> _RECORDS SUPPLIED_:
----
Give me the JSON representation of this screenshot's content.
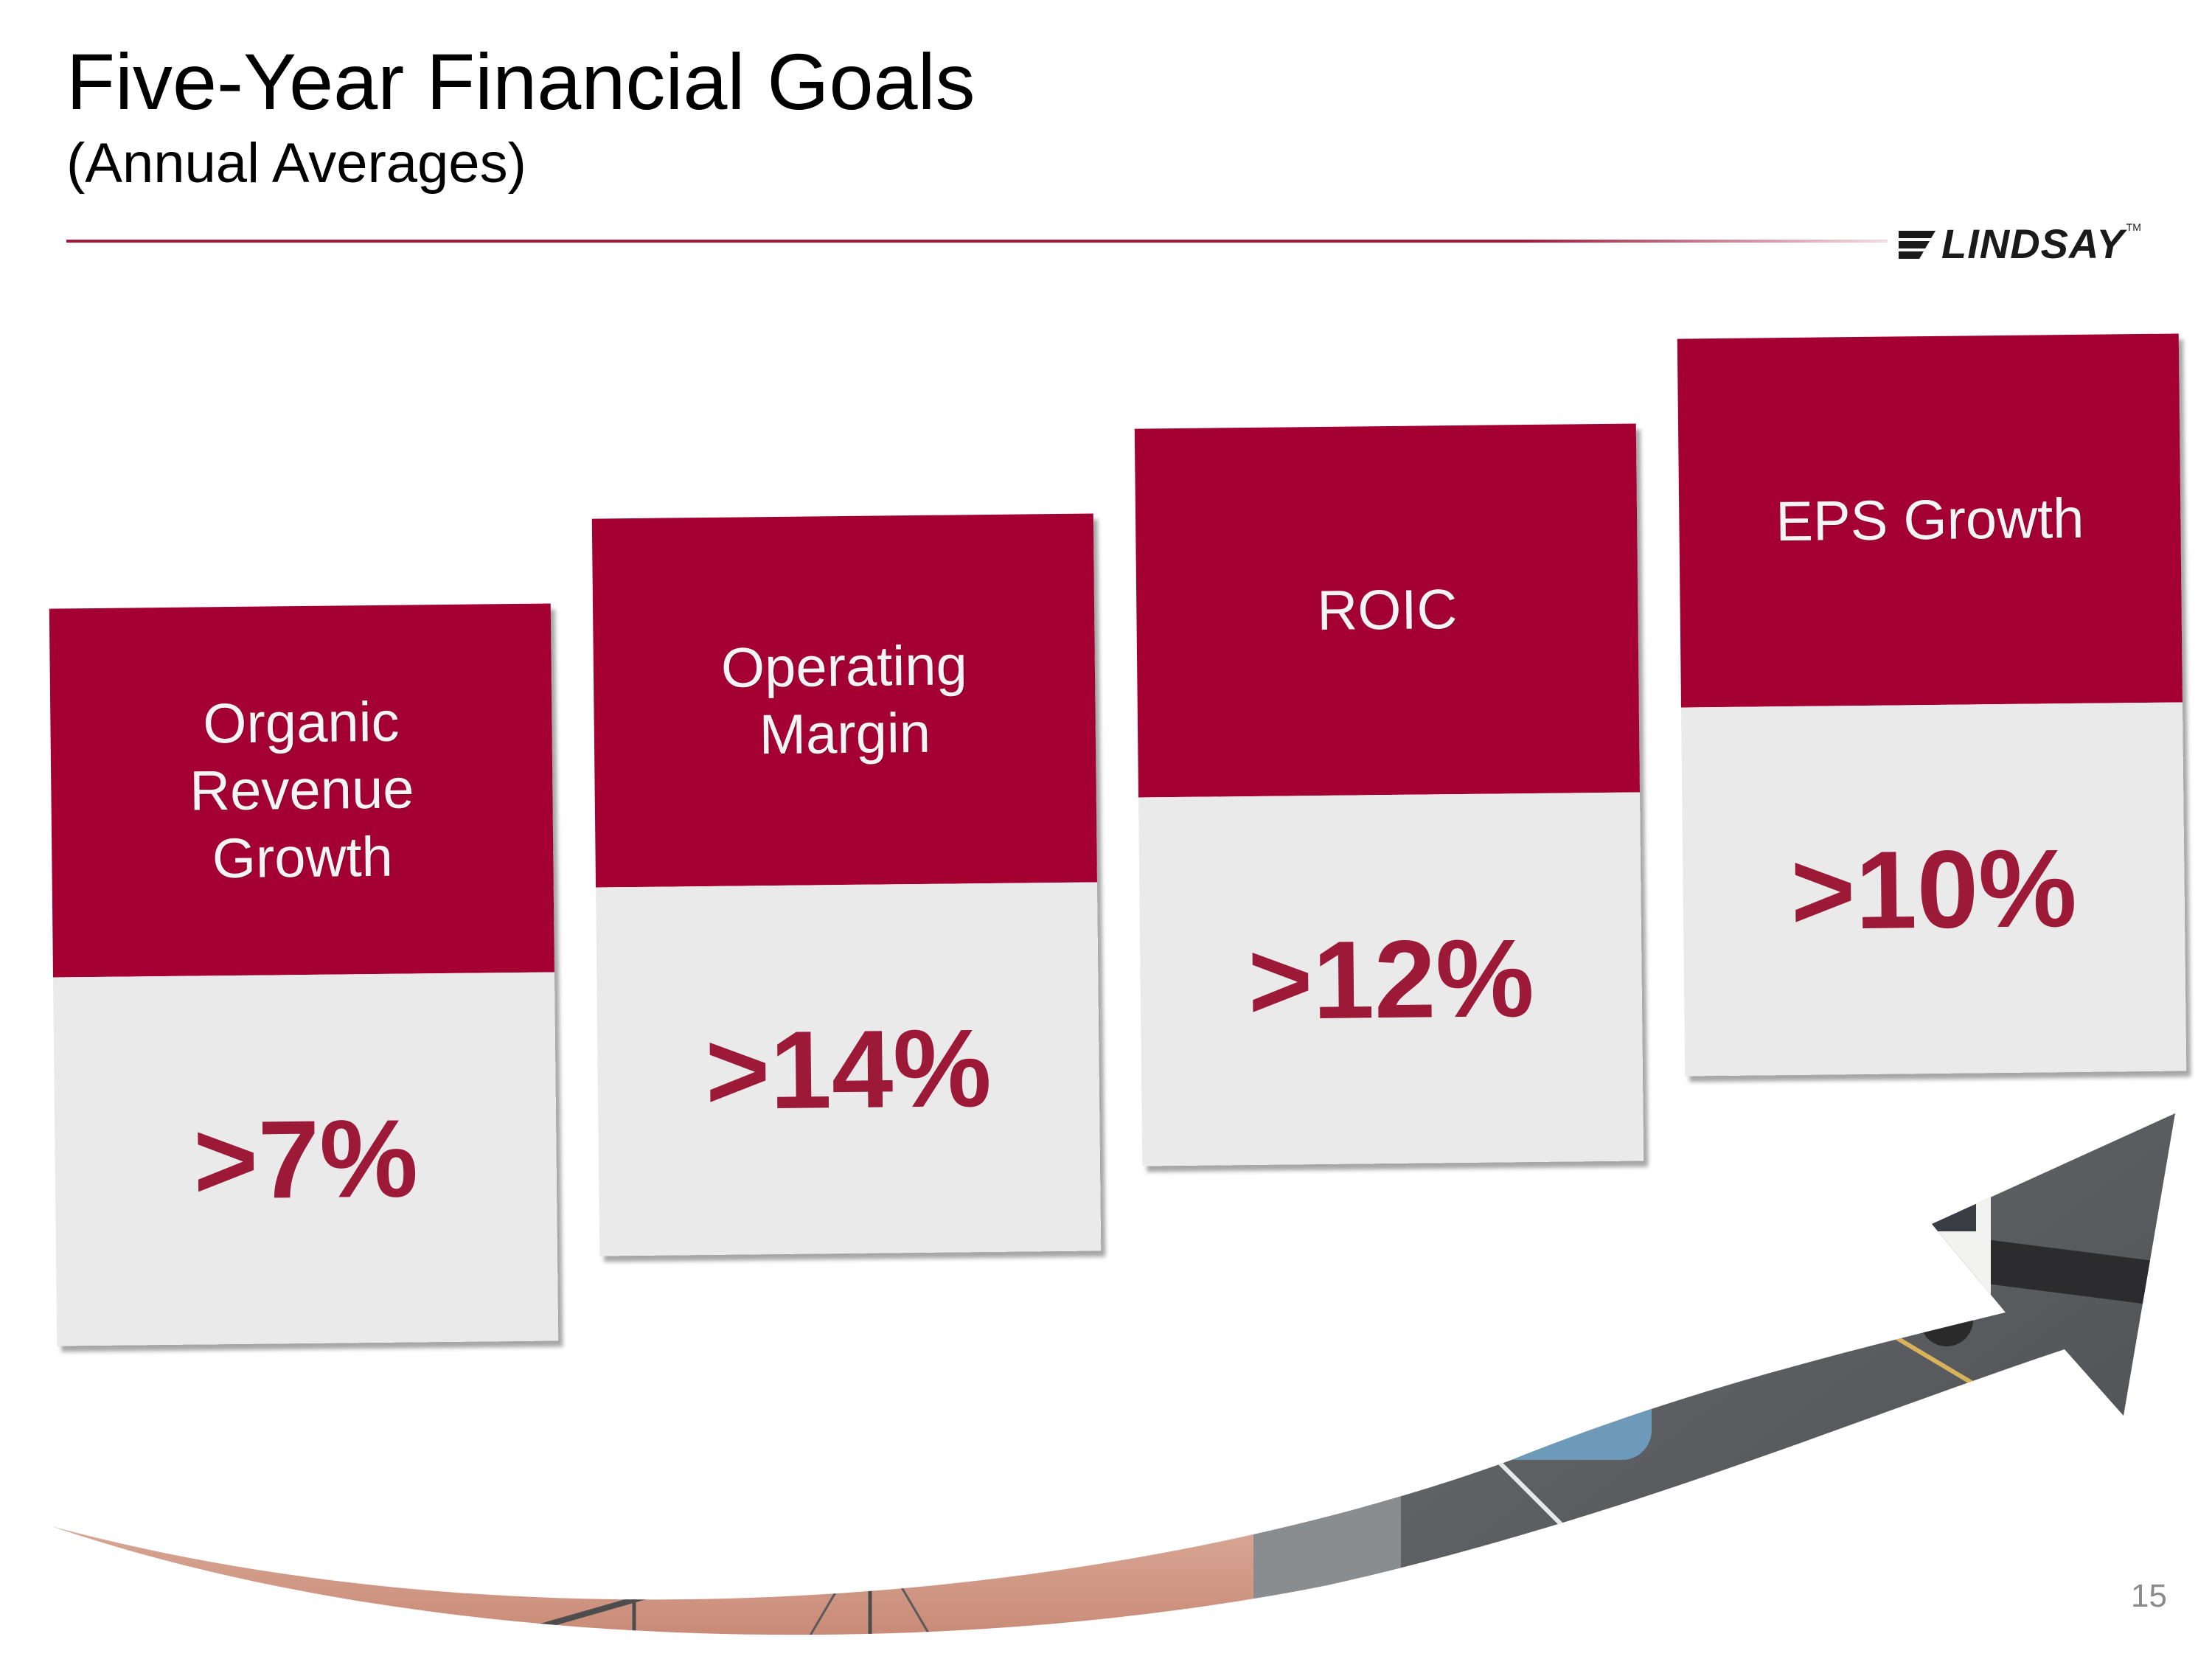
{
  "slide": {
    "title": "Five-Year Financial Goals",
    "subtitle": "(Annual Averages)",
    "page_number": "15"
  },
  "logo": {
    "text": "LINDSAY",
    "trademark": "TM"
  },
  "goals": [
    {
      "label": "Organic\nRevenue\nGrowth",
      "value": ">7%"
    },
    {
      "label": "Operating\nMargin",
      "value": ">14%"
    },
    {
      "label": "ROIC",
      "value": ">12%"
    },
    {
      "label": "EPS Growth",
      "value": ">10%"
    }
  ],
  "colors": {
    "accent": "#a50034",
    "value_text": "#9c1a38",
    "card_light": "#eaeaea"
  }
}
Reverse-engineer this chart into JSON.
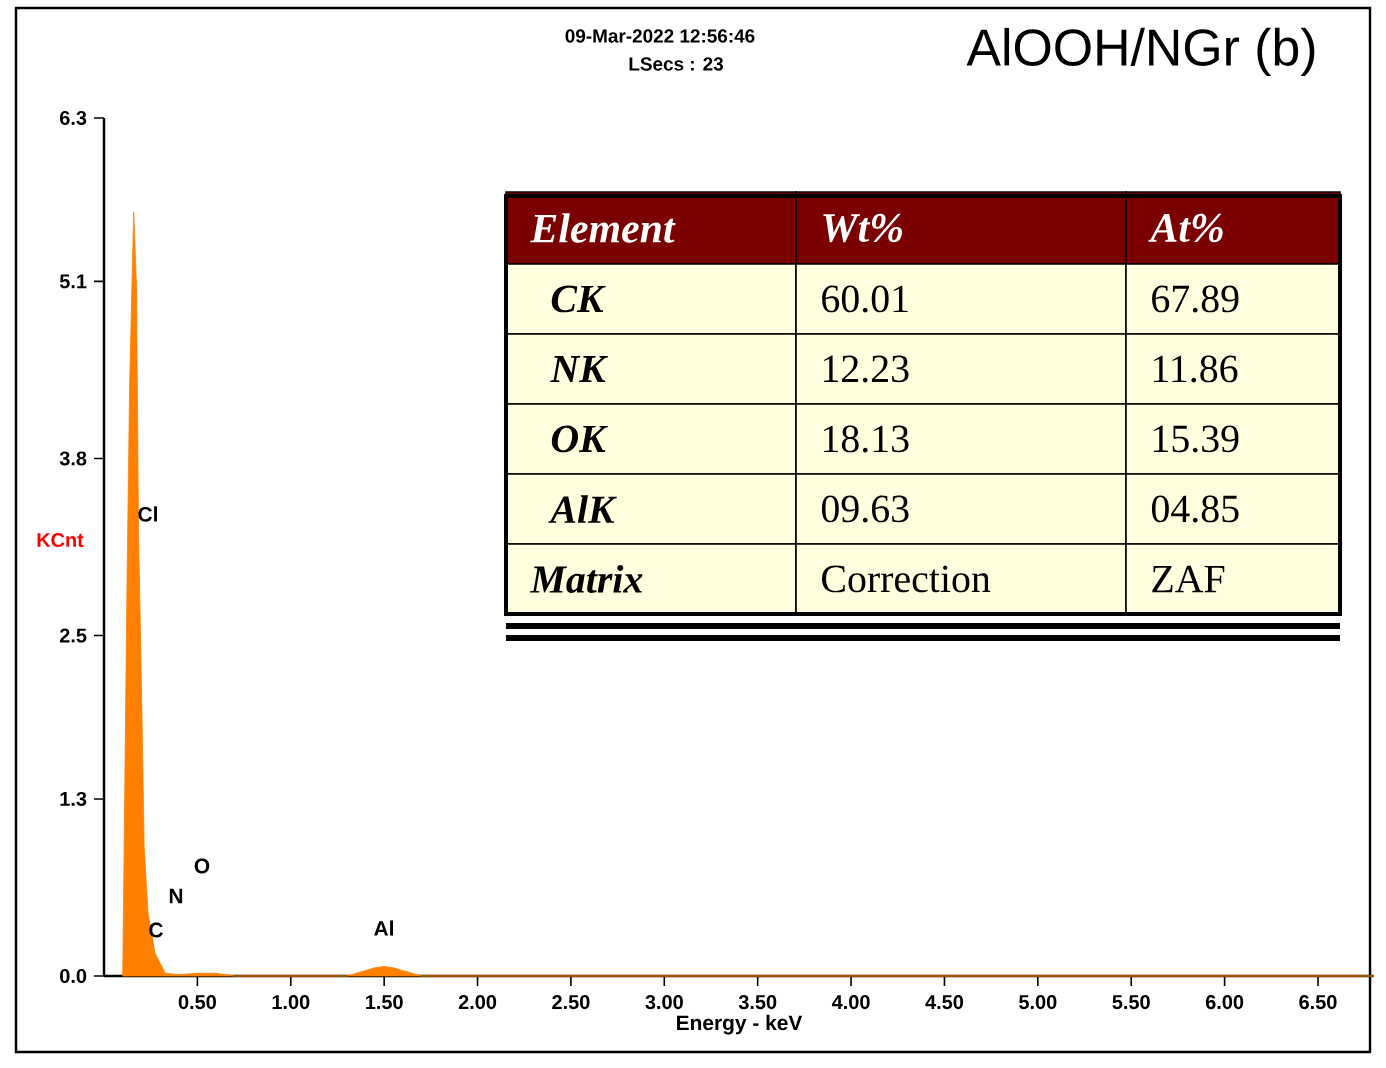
{
  "chart_data": {
    "type": "area",
    "title": "AlOOH/NGr (b)",
    "xlabel": "Energy - keV",
    "ylabel": "KCnt",
    "color": "#ff8000",
    "xlim": [
      0,
      6.8
    ],
    "ylim": [
      0,
      6.3
    ],
    "xticks": [
      {
        "value": 0.5,
        "label": "0.50"
      },
      {
        "value": 1.0,
        "label": "1.00"
      },
      {
        "value": 1.5,
        "label": "1.50"
      },
      {
        "value": 2.0,
        "label": "2.00"
      },
      {
        "value": 2.5,
        "label": "2.50"
      },
      {
        "value": 3.0,
        "label": "3.00"
      },
      {
        "value": 3.5,
        "label": "3.50"
      },
      {
        "value": 4.0,
        "label": "4.00"
      },
      {
        "value": 4.5,
        "label": "4.50"
      },
      {
        "value": 5.0,
        "label": "5.00"
      },
      {
        "value": 5.5,
        "label": "5.50"
      },
      {
        "value": 6.0,
        "label": "6.00"
      },
      {
        "value": 6.5,
        "label": "6.50"
      }
    ],
    "yticks": [
      {
        "value": 0,
        "label": "0.0"
      },
      1.3,
      2.5,
      3.8,
      5.1,
      6.3
    ],
    "x": [
      0.1,
      0.104,
      0.123,
      0.137,
      0.159,
      0.174,
      0.185,
      0.2,
      0.215,
      0.236,
      0.273,
      0.328,
      0.4,
      0.5,
      0.6,
      0.7,
      1.3,
      1.45,
      1.5,
      1.55,
      1.7,
      6.8
    ],
    "values": [
      0,
      0.46,
      2.86,
      4.33,
      5.61,
      5.07,
      3.25,
      2.18,
      0.95,
      0.46,
      0.17,
      0.02,
      0.01,
      0.02,
      0.02,
      0,
      0,
      0.06,
      0.07,
      0.06,
      0,
      0
    ],
    "annotations": [
      "09-Mar-2022 12:56:46",
      "LSecs :  23",
      "Cl",
      "C",
      "N",
      "O",
      "Al",
      "Element",
      "Wt%",
      "At%",
      "CK",
      "60.01",
      "67.89",
      "NK",
      "12.23",
      "11.86",
      "OK",
      "18.13",
      "15.39",
      "AlK",
      "09.63",
      "04.85",
      "Matrix",
      "Correction",
      "ZAF"
    ]
  }
}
----
Take every line from the records above that has the word "JSON" and copy it.

> _FULL OUTPUT_:
Give me the JSON representation of this screenshot's content.
Reverse-engineer this chart into JSON.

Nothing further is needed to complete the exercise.